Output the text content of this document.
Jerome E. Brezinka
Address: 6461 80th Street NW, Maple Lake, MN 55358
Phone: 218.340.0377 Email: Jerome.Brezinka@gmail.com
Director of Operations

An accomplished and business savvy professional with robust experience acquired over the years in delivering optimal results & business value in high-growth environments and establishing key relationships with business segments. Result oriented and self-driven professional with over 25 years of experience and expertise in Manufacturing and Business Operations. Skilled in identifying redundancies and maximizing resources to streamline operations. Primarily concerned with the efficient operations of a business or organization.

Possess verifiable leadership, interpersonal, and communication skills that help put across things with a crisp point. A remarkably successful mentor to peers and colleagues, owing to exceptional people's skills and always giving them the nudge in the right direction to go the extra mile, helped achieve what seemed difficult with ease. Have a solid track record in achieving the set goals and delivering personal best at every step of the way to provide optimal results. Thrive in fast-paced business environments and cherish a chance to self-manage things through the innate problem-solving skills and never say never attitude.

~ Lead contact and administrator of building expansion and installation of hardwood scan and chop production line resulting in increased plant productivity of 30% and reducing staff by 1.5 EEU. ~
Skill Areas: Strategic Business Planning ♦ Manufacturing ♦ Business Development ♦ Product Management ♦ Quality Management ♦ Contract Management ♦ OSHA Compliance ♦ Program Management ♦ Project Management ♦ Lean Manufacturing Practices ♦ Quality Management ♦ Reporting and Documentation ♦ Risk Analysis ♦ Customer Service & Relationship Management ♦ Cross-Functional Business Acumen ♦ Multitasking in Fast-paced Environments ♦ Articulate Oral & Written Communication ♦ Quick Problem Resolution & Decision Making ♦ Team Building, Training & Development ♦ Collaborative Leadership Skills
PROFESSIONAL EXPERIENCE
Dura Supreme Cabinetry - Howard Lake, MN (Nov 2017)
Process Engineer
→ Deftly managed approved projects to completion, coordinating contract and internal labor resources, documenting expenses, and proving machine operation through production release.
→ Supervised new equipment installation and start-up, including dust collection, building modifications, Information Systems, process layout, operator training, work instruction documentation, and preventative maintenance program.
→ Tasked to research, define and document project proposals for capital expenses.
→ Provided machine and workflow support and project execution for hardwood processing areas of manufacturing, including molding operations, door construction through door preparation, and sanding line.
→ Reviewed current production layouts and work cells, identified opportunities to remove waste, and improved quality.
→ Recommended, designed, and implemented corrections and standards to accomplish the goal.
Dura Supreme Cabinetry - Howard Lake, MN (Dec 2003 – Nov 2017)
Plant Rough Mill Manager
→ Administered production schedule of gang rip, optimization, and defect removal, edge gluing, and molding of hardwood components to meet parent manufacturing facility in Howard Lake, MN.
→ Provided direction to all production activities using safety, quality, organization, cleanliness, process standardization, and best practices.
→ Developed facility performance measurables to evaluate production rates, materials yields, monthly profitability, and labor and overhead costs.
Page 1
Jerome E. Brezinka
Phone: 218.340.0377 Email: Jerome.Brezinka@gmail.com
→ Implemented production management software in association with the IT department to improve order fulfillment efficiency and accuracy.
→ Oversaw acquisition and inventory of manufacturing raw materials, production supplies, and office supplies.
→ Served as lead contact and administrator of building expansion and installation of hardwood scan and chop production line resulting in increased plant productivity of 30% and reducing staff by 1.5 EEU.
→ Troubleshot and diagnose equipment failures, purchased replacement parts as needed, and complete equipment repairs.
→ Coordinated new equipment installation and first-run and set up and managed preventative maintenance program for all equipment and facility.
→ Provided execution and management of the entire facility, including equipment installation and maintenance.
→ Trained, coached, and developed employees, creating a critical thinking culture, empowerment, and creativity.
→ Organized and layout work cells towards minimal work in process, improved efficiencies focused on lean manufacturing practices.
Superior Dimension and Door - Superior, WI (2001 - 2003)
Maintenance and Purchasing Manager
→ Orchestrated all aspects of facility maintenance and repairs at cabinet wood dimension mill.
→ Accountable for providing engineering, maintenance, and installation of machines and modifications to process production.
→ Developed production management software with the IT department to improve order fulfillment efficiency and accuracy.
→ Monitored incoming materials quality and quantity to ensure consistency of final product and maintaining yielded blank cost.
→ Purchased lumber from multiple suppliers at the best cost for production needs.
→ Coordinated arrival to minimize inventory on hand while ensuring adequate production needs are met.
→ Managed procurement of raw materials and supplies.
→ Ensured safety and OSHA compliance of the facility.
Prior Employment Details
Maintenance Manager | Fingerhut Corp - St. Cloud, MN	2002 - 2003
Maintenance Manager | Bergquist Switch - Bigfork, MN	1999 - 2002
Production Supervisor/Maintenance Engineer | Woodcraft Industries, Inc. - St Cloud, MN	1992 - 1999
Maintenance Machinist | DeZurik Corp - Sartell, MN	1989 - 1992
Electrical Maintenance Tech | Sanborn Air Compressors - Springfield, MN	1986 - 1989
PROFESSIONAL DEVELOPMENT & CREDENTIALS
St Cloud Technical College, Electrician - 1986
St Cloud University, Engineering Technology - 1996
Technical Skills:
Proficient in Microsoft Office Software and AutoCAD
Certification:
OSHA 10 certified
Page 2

========================================

Transcribe the data. Leave every line exactly as it is.

**ANSWER SECTION**.
Output the text content of this document.
Jerome E. Brezinka
Address: 6461 80th Street NW, Maple Lake, MN 55358
Phone: 218.340.0377 Email: Jerome.Brezinka@gmail.com
Director of Operations

An accomplished and business savvy professional with robust experience acquired over the years in delivering optimal results & business value in high-growth environments and establishing key relationships with business segments. Result oriented and self-driven professional with over 25 years of experience and expertise in Manufacturing and Business Operations. Skilled in identifying redundancies and maximizing resources to streamline operations. Primarily concerned with the efficient operations of a business or organization.

Possess verifiable leadership, interpersonal, and communication skills that help put across things with a crisp point. A remarkably successful mentor to peers and colleagues, owing to exceptional people's skills and always giving them the nudge in the right direction to go the extra mile, helped achieve what seemed difficult with ease. Have a solid track record in achieving the set goals and delivering personal best at every step of the way to provide optimal results. Thrive in fast-paced business environments and cherish a chance to self-manage things through the innate problem-solving skills and never say never attitude.

~ Lead contact and administrator of building expansion and installation of hardwood scan and chop production line resulting in increased plant productivity of 30% and reducing staff by 1.5 EEU. ~
Skill Areas: Strategic Business Planning ♦ Manufacturing ♦ Business Development ♦ Product Management ♦ Quality Management ♦ Contract Management ♦ OSHA Compliance ♦ Program Management ♦ Project Management ♦ Lean Manufacturing Practices ♦ Quality Management ♦ Reporting and Documentation ♦ Risk Analysis ♦ Customer Service & Relationship Management ♦ Cross-Functional Business Acumen ♦ Multitasking in Fast-paced Environments ♦ Articulate Oral & Written Communication ♦ Quick Problem Resolution & Decision Making ♦ Team Building, Training & Development ♦ Collaborative Leadership Skills
PROFESSIONAL EXPERIENCE
Dura Supreme Cabinetry - Howard Lake, MN (Nov 2017)
Process Engineer
→ Deftly managed approved projects to completion, coordinating contract and internal labor resources, documenting expenses, and proving machine operation through production release.
→ Supervised new equipment installation and start-up, including dust collection, building modifications, Information Systems, process layout, operator training, work instruction documentation, and preventative maintenance program.
→ Tasked to research, define and document project proposals for capital expenses.
→ Provided machine and workflow support and project execution for hardwood processing areas of manufacturing, including molding operations, door construction through door preparation, and sanding line.
→ Reviewed current production layouts and work cells, identified opportunities to remove waste, and improved quality.
→ Recommended, designed, and implemented corrections and standards to accomplish the goal.
Dura Supreme Cabinetry - Howard Lake, MN (Dec 2003 – Nov 2017)
Plant Rough Mill Manager
→ Administered production schedule of gang rip, optimization, and defect removal, edge gluing, and molding of hardwood components to meet parent manufacturing facility in Howard Lake, MN.
→ Provided direction to all production activities using safety, quality, organization, cleanliness, process standardization, and best practices.
→ Developed facility performance measurables to evaluate production rates, materials yields, monthly profitability, and labor and overhead costs.
Page 1
Jerome E. Brezinka
Phone: 218.340.0377 Email: Jerome.Brezinka@gmail.com
→ Implemented production management software in association with the IT department to improve order fulfillment efficiency and accuracy.
→ Oversaw acquisition and inventory of manufacturing raw materials, production supplies, and office supplies.
→ Served as lead contact and administrator of building expansion and installation of hardwood scan and chop production line resulting in increased plant productivity of 30% and reducing staff by 1.5 EEU.
→ Troubleshot and diagnose equipment failures, purchased replacement parts as needed, and complete equipment repairs.
→ Coordinated new equipment installation and first-run and set up and managed preventative maintenance program for all equipment and facility.
→ Provided execution and management of the entire facility, including equipment installation and maintenance.
→ Trained, coached, and developed employees, creating a critical thinking culture, empowerment, and creativity.
→ Organized and layout work cells towards minimal work in process, improved efficiencies focused on lean manufacturing practices.
Superior Dimension and Door - Superior, WI (2001 - 2003)
Maintenance and Purchasing Manager
→ Orchestrated all aspects of facility maintenance and repairs at cabinet wood dimension mill.
→ Accountable for providing engineering, maintenance, and installation of machines and modifications to process production.
→ Developed production management software with the IT department to improve order fulfillment efficiency and accuracy.
→ Monitored incoming materials quality and quantity to ensure consistency of final product and maintaining yielded blank cost.
→ Purchased lumber from multiple suppliers at the best cost for production needs.
→ Coordinated arrival to minimize inventory on hand while ensuring adequate production needs are met.
→ Managed procurement of raw materials and supplies.
→ Ensured safety and OSHA compliance of the facility.
Prior Employment Details
Maintenance Manager | Fingerhut Corp - St. Cloud, MN	2002 - 2003
Maintenance Manager | Bergquist Switch - Bigfork, MN	1999 - 2002
Production Supervisor/Maintenance Engineer | Woodcraft Industries, Inc. - St Cloud, MN	1992 - 1999
Maintenance Machinist | DeZurik Corp - Sartell, MN	1989 - 1992
Electrical Maintenance Tech | Sanborn Air Compressors - Springfield, MN	1986 - 1989
PROFESSIONAL DEVELOPMENT & CREDENTIALS
St Cloud Technical College, Electrician - 1986
St Cloud University, Engineering Technology - 1996
Technical Skills:
Proficient in Microsoft Office Software and AutoCAD
Certification:
OSHA 10 certified
Page 2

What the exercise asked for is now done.